**SHORT EXERCISE**
Determine the number of lines containing the word "lemak". Reply with it and nothing else.

**DATA TO PROCESS**
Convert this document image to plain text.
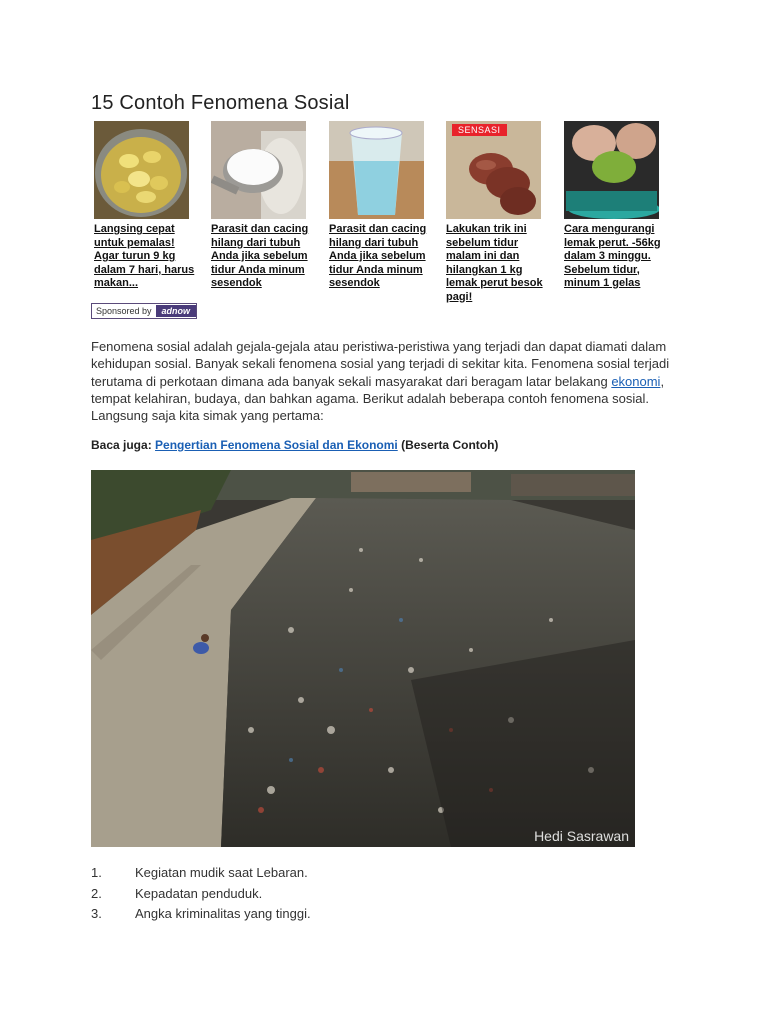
15 Contoh Fenomena Sosial
Langsing cepat untuk pemalas! Agar turun 9 kg dalam 7 hari, harus makan...
Parasit dan cacing hilang dari tubuh Anda jika sebelum tidur Anda minum sesendok
Parasit dan cacing hilang dari tubuh Anda jika sebelum tidur Anda minum sesendok
SENSASI
Lakukan trik ini sebelum tidur malam ini dan hilangkan 1 kg lemak perut besok pagi!
Cara mengurangi lemak perut. -56kg dalam 3 minggu. Sebelum tidur, minum 1 gelas
Sponsored by	adnow

Fenomena sosial adalah gejala-gejala atau peristiwa-peristiwa yang terjadi dan dapat diamati dalam kehidupan sosial. Banyak sekali fenomena sosial yang terjadi di sekitar kita. Fenomena sosial terjadi terutama di perkotaan dimana ada banyak sekali masyarakat dari beragam latar belakang ekonomi, tempat kelahiran, budaya, dan bahkan agama. Berikut adalah beberapa contoh fenomena sosial. Langsung saja kita simak yang pertama:

Baca juga: Pengertian Fenomena Sosial dan Ekonomi (Beserta Contoh)
Hedi Sasrawan
1.	Kegiatan mudik saat Lebaran.
2.	Kepadatan penduduk.
3.	Angka kriminalitas yang tinggi.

**TASK OUTPUT**
2